Raw data —
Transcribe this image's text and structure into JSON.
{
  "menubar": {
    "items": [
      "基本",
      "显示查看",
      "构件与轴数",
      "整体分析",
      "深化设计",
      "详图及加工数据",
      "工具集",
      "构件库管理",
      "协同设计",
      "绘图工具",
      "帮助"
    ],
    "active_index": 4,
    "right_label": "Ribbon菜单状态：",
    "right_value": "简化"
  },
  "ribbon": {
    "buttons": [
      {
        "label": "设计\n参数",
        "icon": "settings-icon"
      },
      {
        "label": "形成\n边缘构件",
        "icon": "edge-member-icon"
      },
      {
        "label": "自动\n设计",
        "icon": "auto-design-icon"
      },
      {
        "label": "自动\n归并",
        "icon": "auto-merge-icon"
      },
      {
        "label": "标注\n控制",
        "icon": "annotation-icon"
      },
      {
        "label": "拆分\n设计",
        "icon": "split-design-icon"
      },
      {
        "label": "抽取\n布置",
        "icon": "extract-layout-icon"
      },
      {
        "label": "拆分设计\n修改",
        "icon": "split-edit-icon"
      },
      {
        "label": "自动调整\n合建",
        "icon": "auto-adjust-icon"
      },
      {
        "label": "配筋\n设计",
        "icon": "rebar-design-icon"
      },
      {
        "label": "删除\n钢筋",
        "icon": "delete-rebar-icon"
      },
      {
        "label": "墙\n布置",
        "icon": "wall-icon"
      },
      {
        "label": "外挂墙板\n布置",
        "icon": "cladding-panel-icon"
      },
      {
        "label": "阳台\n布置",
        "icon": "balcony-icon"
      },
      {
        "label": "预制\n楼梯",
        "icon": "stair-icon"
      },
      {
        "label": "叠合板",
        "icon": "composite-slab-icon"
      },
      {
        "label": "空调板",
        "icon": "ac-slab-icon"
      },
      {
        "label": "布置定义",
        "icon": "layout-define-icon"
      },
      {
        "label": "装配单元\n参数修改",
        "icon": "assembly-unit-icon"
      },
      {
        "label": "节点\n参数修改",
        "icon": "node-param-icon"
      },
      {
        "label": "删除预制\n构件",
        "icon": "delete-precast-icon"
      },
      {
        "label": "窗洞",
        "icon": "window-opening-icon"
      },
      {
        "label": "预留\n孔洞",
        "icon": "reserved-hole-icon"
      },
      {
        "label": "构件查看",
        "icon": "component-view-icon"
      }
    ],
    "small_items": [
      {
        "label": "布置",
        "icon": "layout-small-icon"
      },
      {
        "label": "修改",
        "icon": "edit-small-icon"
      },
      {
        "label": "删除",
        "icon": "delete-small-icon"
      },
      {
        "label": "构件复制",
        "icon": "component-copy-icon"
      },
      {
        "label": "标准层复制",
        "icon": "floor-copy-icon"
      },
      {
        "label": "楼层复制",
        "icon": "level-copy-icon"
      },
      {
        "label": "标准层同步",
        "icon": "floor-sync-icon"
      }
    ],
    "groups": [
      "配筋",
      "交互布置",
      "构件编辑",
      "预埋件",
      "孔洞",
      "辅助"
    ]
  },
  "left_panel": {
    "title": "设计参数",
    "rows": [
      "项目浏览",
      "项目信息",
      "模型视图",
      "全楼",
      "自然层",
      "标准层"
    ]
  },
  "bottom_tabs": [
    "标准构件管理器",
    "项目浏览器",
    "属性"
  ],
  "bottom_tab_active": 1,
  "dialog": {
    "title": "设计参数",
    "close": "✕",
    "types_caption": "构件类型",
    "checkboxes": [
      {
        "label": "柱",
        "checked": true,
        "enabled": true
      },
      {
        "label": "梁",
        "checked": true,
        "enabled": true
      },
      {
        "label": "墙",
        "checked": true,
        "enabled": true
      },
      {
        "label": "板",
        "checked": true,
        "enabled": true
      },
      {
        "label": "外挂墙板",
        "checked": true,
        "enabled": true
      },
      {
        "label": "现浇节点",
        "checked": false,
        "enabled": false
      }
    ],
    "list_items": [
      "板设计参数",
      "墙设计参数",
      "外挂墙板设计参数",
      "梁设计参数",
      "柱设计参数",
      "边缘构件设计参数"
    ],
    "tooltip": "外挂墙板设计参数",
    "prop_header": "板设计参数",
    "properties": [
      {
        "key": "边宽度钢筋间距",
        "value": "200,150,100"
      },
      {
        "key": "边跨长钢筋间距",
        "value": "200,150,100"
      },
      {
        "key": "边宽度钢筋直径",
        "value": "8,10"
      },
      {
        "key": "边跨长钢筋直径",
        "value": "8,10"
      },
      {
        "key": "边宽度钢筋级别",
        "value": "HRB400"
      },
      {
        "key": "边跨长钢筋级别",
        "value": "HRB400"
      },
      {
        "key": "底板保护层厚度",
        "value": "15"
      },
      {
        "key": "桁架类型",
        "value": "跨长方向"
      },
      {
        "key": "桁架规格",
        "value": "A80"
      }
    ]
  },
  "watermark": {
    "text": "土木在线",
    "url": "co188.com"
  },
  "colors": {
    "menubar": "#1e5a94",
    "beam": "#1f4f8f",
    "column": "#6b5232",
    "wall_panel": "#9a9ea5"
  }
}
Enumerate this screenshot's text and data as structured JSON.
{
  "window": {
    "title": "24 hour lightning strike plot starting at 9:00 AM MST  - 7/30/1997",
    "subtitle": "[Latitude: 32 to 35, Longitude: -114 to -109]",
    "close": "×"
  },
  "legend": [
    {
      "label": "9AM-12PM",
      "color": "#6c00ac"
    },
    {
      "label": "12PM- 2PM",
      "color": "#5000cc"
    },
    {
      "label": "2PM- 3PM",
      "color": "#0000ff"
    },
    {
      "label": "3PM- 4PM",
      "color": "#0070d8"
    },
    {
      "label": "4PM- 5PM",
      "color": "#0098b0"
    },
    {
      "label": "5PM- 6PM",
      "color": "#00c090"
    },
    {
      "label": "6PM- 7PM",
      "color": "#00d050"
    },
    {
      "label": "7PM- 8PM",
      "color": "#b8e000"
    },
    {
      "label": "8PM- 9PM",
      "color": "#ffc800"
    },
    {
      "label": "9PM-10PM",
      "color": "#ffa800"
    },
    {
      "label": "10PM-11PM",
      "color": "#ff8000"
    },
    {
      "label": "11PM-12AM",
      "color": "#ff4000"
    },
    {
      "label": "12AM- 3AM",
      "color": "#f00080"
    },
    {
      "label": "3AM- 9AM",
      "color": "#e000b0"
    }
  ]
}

Aim —
Retype the data in full and match it exactly.

Task output —
Transcribe this image's text and structure into JSON.
{
  "menubar": {
    "items": [
      "基本",
      "显示查看",
      "构件与轴数",
      "整体分析",
      "深化设计",
      "详图及加工数据",
      "工具集",
      "构件库管理",
      "协同设计",
      "绘图工具",
      "帮助"
    ],
    "active_index": 4,
    "right_label": "Ribbon菜单状态：",
    "right_value": "简化"
  },
  "ribbon": {
    "buttons": [
      {
        "label": "设计\n参数",
        "icon": "settings-icon"
      },
      {
        "label": "形成\n边缘构件",
        "icon": "edge-member-icon"
      },
      {
        "label": "自动\n设计",
        "icon": "auto-design-icon"
      },
      {
        "label": "自动\n归并",
        "icon": "auto-merge-icon"
      },
      {
        "label": "标注\n控制",
        "icon": "annotation-icon"
      },
      {
        "label": "拆分\n设计",
        "icon": "split-design-icon"
      },
      {
        "label": "抽取\n布置",
        "icon": "extract-layout-icon"
      },
      {
        "label": "拆分设计\n修改",
        "icon": "split-edit-icon"
      },
      {
        "label": "自动调整\n合建",
        "icon": "auto-adjust-icon"
      },
      {
        "label": "配筋\n设计",
        "icon": "rebar-design-icon"
      },
      {
        "label": "删除\n钢筋",
        "icon": "delete-rebar-icon"
      },
      {
        "label": "墙\n布置",
        "icon": "wall-icon"
      },
      {
        "label": "外挂墙板\n布置",
        "icon": "cladding-panel-icon"
      },
      {
        "label": "阳台\n布置",
        "icon": "balcony-icon"
      },
      {
        "label": "预制\n楼梯",
        "icon": "stair-icon"
      },
      {
        "label": "叠合板",
        "icon": "composite-slab-icon"
      },
      {
        "label": "空调板",
        "icon": "ac-slab-icon"
      },
      {
        "label": "布置定义",
        "icon": "layout-define-icon"
      },
      {
        "label": "装配单元\n参数修改",
        "icon": "assembly-unit-icon"
      },
      {
        "label": "节点\n参数修改",
        "icon": "node-param-icon"
      },
      {
        "label": "删除预制\n构件",
        "icon": "delete-precast-icon"
      },
      {
        "label": "窗洞",
        "icon": "window-opening-icon"
      },
      {
        "label": "预留\n孔洞",
        "icon": "reserved-hole-icon"
      },
      {
        "label": "构件查看",
        "icon": "component-view-icon"
      }
    ],
    "small_items": [
      {
        "label": "布置",
        "icon": "layout-small-icon"
      },
      {
        "label": "修改",
        "icon": "edit-small-icon"
      },
      {
        "label": "删除",
        "icon": "delete-small-icon"
      },
      {
        "label": "构件复制",
        "icon": "component-copy-icon"
      },
      {
        "label": "标准层复制",
        "icon": "floor-copy-icon"
      },
      {
        "label": "楼层复制",
        "icon": "level-copy-icon"
      },
      {
        "label": "标准层同步",
        "icon": "floor-sync-icon"
      }
    ],
    "groups": [
      "配筋",
      "交互布置",
      "构件编辑",
      "预埋件",
      "孔洞",
      "辅助"
    ]
  },
  "left_panel": {
    "title": "设计参数",
    "rows": [
      "项目浏览",
      "项目信息",
      "模型视图",
      "全楼",
      "自然层",
      "标准层"
    ]
  },
  "bottom_tabs": [
    "标准构件管理器",
    "项目浏览器",
    "属性"
  ],
  "bottom_tab_active": 1,
  "dialog": {
    "title": "设计参数",
    "close": "✕",
    "types_caption": "构件类型",
    "checkboxes": [
      {
        "label": "柱",
        "checked": true,
        "enabled": true
      },
      {
        "label": "梁",
        "checked": true,
        "enabled": true
      },
      {
        "label": "墙",
        "checked": true,
        "enabled": true
      },
      {
        "label": "板",
        "checked": true,
        "enabled": true
      },
      {
        "label": "外挂墙板",
        "checked": true,
        "enabled": true
      },
      {
        "label": "现浇节点",
        "checked": false,
        "enabled": false
      }
    ],
    "list_items": [
      "板设计参数",
      "墙设计参数",
      "外挂墙板设计参数",
      "梁设计参数",
      "柱设计参数",
      "边缘构件设计参数"
    ],
    "tooltip": "外挂墙板设计参数",
    "prop_header": "板设计参数",
    "properties": [
      {
        "key": "边宽度钢筋间距",
        "value": "200,150,100"
      },
      {
        "key": "边跨长钢筋间距",
        "value": "200,150,100"
      },
      {
        "key": "边宽度钢筋直径",
        "value": "8,10"
      },
      {
        "key": "边跨长钢筋直径",
        "value": "8,10"
      },
      {
        "key": "边宽度钢筋级别",
        "value": "HRB400"
      },
      {
        "key": "边跨长钢筋级别",
        "value": "HRB400"
      },
      {
        "key": "底板保护层厚度",
        "value": "15"
      },
      {
        "key": "桁架类型",
        "value": "跨长方向"
      },
      {
        "key": "桁架规格",
        "value": "A80"
      }
    ]
  },
  "watermark": {
    "text": "土木在线",
    "url": "co188.com"
  },
  "colors": {
    "menubar": "#1e5a94",
    "beam": "#1f4f8f",
    "column": "#6b5232",
    "wall_panel": "#9a9ea5"
  }
}
Enumerate this screenshot's text and data as structured JSON.
{
  "window": {
    "title": "24 hour lightning strike plot starting at 9:00 AM MST  - 7/30/1997",
    "subtitle": "[Latitude: 32 to 35, Longitude: -114 to -109]",
    "close": "×"
  },
  "legend": [
    {
      "label": "9AM-12PM",
      "color": "#6c00ac"
    },
    {
      "label": "12PM- 2PM",
      "color": "#5000cc"
    },
    {
      "label": "2PM- 3PM",
      "color": "#0000ff"
    },
    {
      "label": "3PM- 4PM",
      "color": "#0070d8"
    },
    {
      "label": "4PM- 5PM",
      "color": "#0098b0"
    },
    {
      "label": "5PM- 6PM",
      "color": "#00c090"
    },
    {
      "label": "6PM- 7PM",
      "color": "#00d050"
    },
    {
      "label": "7PM- 8PM",
      "color": "#b8e000"
    },
    {
      "label": "8PM- 9PM",
      "color": "#ffc800"
    },
    {
      "label": "9PM-10PM",
      "color": "#ffa800"
    },
    {
      "label": "10PM-11PM",
      "color": "#ff8000"
    },
    {
      "label": "11PM-12AM",
      "color": "#ff4000"
    },
    {
      "label": "12AM- 3AM",
      "color": "#f00080"
    },
    {
      "label": "3AM- 9AM",
      "color": "#e000b0"
    }
  ]
}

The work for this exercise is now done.